**WHAT IS NEEDED:**
Return the full listing exactly as it is written.

**RECORDS SHOWN:**
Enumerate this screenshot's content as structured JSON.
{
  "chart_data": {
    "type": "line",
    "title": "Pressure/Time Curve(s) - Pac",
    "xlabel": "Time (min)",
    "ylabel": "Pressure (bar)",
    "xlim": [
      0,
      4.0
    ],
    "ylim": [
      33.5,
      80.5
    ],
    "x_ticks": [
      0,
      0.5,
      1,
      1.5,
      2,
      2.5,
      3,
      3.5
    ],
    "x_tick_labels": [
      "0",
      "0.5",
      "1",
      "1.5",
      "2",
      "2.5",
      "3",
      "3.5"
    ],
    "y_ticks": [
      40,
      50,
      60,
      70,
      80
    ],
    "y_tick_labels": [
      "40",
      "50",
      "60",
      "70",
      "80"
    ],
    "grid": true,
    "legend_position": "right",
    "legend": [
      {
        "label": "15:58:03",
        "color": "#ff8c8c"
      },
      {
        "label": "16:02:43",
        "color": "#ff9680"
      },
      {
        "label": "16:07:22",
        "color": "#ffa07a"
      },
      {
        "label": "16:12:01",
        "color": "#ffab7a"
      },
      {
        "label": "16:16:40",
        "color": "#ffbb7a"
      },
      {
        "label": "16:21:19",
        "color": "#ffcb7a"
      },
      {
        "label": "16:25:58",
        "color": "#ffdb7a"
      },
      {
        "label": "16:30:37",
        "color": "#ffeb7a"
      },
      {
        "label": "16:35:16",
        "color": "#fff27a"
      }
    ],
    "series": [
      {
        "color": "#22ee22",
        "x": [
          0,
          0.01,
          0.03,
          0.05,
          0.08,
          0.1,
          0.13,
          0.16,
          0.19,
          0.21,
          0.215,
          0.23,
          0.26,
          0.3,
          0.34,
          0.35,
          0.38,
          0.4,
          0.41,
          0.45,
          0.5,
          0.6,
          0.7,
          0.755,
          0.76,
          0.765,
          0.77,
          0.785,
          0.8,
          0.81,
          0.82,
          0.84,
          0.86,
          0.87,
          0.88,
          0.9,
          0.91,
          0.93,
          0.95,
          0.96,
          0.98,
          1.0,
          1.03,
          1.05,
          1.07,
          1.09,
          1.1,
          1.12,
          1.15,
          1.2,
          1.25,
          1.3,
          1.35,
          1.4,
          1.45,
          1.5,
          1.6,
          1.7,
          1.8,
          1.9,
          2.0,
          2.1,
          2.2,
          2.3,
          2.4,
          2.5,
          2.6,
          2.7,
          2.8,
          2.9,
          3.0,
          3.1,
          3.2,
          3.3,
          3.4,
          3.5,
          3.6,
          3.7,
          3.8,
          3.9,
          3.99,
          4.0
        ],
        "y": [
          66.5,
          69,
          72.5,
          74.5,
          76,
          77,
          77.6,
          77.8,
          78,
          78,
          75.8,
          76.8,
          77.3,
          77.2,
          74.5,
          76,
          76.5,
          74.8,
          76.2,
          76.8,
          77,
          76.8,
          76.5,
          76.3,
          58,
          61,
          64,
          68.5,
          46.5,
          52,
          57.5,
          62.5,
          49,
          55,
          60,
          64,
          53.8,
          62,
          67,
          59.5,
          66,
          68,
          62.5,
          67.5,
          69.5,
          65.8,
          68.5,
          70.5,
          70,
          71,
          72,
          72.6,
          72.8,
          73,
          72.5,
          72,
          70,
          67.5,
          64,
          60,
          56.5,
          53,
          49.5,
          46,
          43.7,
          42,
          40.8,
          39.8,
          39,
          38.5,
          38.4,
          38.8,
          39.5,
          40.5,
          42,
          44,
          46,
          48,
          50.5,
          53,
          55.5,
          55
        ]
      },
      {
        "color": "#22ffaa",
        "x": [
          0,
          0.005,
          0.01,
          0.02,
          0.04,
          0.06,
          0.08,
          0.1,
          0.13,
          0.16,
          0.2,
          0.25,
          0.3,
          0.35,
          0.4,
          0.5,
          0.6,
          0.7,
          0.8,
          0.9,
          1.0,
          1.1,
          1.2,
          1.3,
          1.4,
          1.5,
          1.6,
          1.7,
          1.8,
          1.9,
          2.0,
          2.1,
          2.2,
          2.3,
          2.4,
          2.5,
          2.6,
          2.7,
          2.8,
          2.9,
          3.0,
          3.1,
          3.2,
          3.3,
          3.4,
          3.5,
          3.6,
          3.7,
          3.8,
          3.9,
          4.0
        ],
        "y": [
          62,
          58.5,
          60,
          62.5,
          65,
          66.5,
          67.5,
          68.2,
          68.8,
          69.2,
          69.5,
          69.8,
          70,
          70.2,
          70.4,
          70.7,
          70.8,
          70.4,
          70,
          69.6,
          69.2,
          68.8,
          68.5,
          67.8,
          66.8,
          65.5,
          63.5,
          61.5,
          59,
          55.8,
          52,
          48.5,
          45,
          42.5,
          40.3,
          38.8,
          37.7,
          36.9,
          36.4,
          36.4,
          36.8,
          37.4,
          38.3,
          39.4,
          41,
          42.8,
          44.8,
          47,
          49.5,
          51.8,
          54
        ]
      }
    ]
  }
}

**SOLUTION TO THIS EXERCISE:**
Enumerate this screenshot's content as structured JSON.
{
  "chart_data": {
    "type": "line",
    "title": "Pressure/Time Curve(s) - Pac",
    "xlabel": "Time (min)",
    "ylabel": "Pressure (bar)",
    "xlim": [
      0,
      4.0
    ],
    "ylim": [
      33.5,
      80.5
    ],
    "x_ticks": [
      0,
      0.5,
      1,
      1.5,
      2,
      2.5,
      3,
      3.5
    ],
    "x_tick_labels": [
      "0",
      "0.5",
      "1",
      "1.5",
      "2",
      "2.5",
      "3",
      "3.5"
    ],
    "y_ticks": [
      40,
      50,
      60,
      70,
      80
    ],
    "y_tick_labels": [
      "40",
      "50",
      "60",
      "70",
      "80"
    ],
    "grid": true,
    "legend_position": "right",
    "legend": [
      {
        "label": "15:58:03",
        "color": "#ff8c8c"
      },
      {
        "label": "16:02:43",
        "color": "#ff9680"
      },
      {
        "label": "16:07:22",
        "color": "#ffa07a"
      },
      {
        "label": "16:12:01",
        "color": "#ffab7a"
      },
      {
        "label": "16:16:40",
        "color": "#ffbb7a"
      },
      {
        "label": "16:21:19",
        "color": "#ffcb7a"
      },
      {
        "label": "16:25:58",
        "color": "#ffdb7a"
      },
      {
        "label": "16:30:37",
        "color": "#ffeb7a"
      },
      {
        "label": "16:35:16",
        "color": "#fff27a"
      }
    ],
    "series": [
      {
        "color": "#22ee22",
        "x": [
          0,
          0.01,
          0.03,
          0.05,
          0.08,
          0.1,
          0.13,
          0.16,
          0.19,
          0.21,
          0.215,
          0.23,
          0.26,
          0.3,
          0.34,
          0.35,
          0.38,
          0.4,
          0.41,
          0.45,
          0.5,
          0.6,
          0.7,
          0.755,
          0.76,
          0.765,
          0.77,
          0.785,
          0.8,
          0.81,
          0.82,
          0.84,
          0.86,
          0.87,
          0.88,
          0.9,
          0.91,
          0.93,
          0.95,
          0.96,
          0.98,
          1.0,
          1.03,
          1.05,
          1.07,
          1.09,
          1.1,
          1.12,
          1.15,
          1.2,
          1.25,
          1.3,
          1.35,
          1.4,
          1.45,
          1.5,
          1.6,
          1.7,
          1.8,
          1.9,
          2.0,
          2.1,
          2.2,
          2.3,
          2.4,
          2.5,
          2.6,
          2.7,
          2.8,
          2.9,
          3.0,
          3.1,
          3.2,
          3.3,
          3.4,
          3.5,
          3.6,
          3.7,
          3.8,
          3.9,
          3.99,
          4.0
        ],
        "y": [
          66.5,
          69,
          72.5,
          74.5,
          76,
          77,
          77.6,
          77.8,
          78,
          78,
          75.8,
          76.8,
          77.3,
          77.2,
          74.5,
          76,
          76.5,
          74.8,
          76.2,
          76.8,
          77,
          76.8,
          76.5,
          76.3,
          58,
          61,
          64,
          68.5,
          46.5,
          52,
          57.5,
          62.5,
          49,
          55,
          60,
          64,
          53.8,
          62,
          67,
          59.5,
          66,
          68,
          62.5,
          67.5,
          69.5,
          65.8,
          68.5,
          70.5,
          70,
          71,
          72,
          72.6,
          72.8,
          73,
          72.5,
          72,
          70,
          67.5,
          64,
          60,
          56.5,
          53,
          49.5,
          46,
          43.7,
          42,
          40.8,
          39.8,
          39,
          38.5,
          38.4,
          38.8,
          39.5,
          40.5,
          42,
          44,
          46,
          48,
          50.5,
          53,
          55.5,
          55
        ]
      },
      {
        "color": "#22ffaa",
        "x": [
          0,
          0.005,
          0.01,
          0.02,
          0.04,
          0.06,
          0.08,
          0.1,
          0.13,
          0.16,
          0.2,
          0.25,
          0.3,
          0.35,
          0.4,
          0.5,
          0.6,
          0.7,
          0.8,
          0.9,
          1.0,
          1.1,
          1.2,
          1.3,
          1.4,
          1.5,
          1.6,
          1.7,
          1.8,
          1.9,
          2.0,
          2.1,
          2.2,
          2.3,
          2.4,
          2.5,
          2.6,
          2.7,
          2.8,
          2.9,
          3.0,
          3.1,
          3.2,
          3.3,
          3.4,
          3.5,
          3.6,
          3.7,
          3.8,
          3.9,
          4.0
        ],
        "y": [
          62,
          58.5,
          60,
          62.5,
          65,
          66.5,
          67.5,
          68.2,
          68.8,
          69.2,
          69.5,
          69.8,
          70,
          70.2,
          70.4,
          70.7,
          70.8,
          70.4,
          70,
          69.6,
          69.2,
          68.8,
          68.5,
          67.8,
          66.8,
          65.5,
          63.5,
          61.5,
          59,
          55.8,
          52,
          48.5,
          45,
          42.5,
          40.3,
          38.8,
          37.7,
          36.9,
          36.4,
          36.4,
          36.8,
          37.4,
          38.3,
          39.4,
          41,
          42.8,
          44.8,
          47,
          49.5,
          51.8,
          54
        ]
      }
    ]
  }
}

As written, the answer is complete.